══ SUPPLIED RECORDS

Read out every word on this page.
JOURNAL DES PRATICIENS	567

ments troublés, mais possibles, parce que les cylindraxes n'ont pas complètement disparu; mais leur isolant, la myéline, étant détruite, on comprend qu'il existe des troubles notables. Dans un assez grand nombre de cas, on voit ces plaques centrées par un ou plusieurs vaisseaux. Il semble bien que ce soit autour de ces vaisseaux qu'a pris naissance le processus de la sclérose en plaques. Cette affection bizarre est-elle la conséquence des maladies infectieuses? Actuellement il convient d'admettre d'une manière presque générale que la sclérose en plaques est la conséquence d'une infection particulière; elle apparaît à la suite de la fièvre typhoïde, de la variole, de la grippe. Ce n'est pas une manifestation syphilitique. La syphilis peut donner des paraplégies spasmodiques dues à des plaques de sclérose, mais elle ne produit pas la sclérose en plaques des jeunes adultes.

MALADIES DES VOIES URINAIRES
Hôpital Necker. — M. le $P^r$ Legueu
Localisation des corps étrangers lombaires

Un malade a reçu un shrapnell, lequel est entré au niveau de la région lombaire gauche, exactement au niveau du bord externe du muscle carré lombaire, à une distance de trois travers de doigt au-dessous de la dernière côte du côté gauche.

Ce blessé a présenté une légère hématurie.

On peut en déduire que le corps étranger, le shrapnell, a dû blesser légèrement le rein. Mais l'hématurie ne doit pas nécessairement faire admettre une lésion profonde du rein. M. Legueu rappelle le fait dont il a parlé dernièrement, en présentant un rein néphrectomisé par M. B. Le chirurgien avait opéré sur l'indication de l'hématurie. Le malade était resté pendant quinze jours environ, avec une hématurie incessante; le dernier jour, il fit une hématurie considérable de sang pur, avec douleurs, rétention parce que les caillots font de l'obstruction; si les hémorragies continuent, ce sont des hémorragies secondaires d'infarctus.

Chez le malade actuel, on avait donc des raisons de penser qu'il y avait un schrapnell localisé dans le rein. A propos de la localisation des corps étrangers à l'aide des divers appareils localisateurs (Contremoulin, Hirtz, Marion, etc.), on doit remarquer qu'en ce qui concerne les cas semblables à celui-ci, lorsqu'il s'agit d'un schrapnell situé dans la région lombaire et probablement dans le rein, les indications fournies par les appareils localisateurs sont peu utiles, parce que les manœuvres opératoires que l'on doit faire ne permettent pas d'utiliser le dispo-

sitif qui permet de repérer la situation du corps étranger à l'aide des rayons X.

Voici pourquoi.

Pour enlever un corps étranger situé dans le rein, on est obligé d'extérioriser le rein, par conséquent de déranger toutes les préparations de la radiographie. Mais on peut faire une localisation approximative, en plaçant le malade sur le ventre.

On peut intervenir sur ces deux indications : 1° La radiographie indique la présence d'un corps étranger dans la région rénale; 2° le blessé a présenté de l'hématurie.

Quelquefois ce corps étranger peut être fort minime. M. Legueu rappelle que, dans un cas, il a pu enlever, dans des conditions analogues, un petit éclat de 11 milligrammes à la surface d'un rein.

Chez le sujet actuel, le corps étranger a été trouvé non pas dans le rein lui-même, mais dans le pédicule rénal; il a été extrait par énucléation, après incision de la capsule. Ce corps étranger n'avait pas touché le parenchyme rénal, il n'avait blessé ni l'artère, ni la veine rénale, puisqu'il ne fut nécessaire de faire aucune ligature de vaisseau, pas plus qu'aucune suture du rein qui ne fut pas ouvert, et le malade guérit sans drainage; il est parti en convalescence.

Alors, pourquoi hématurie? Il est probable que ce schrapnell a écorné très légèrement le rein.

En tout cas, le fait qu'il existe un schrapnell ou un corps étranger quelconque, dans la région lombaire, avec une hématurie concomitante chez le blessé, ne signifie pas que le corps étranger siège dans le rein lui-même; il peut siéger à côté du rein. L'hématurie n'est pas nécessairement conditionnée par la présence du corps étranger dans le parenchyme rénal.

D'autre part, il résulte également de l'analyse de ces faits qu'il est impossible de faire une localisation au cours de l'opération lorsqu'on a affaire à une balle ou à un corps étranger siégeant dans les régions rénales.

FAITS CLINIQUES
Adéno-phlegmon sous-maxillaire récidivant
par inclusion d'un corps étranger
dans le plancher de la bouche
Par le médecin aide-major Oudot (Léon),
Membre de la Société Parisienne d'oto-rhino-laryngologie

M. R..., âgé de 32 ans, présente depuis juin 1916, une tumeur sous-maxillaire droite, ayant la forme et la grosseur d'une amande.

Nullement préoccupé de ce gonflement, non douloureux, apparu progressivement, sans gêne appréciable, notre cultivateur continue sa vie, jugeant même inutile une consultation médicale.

════

EXERCISE BRIEF: Find every line in the records above that contains the word "légèrement", and copy each one.

TASK ANSWER:
On peut en déduire que le corps étranger, le shrapnell, a dû blesser légèrement le rein. Mais l'hématurie ne doit pas nécessairement faire admettre une lésion profonde du rein. M. Legueu rappelle le fait dont il a parlé dernièrement, en présentant un rein néphrectomisé par M. B. Le chirurgien avait opéré sur l'indication de l'hématurie. Le malade était resté pendant quinze jours environ, avec une hématurie incessante; le dernier jour, il fit une hématurie considérable de sang pur, avec douleurs, rétention parce que les caillots font de l'obstruction; si les hémorragies continuent, ce sont des hémorragies secondaires d'infarctus.
Alors, pourquoi hématurie? Il est probable que ce schrapnell a écorné très légèrement le rein.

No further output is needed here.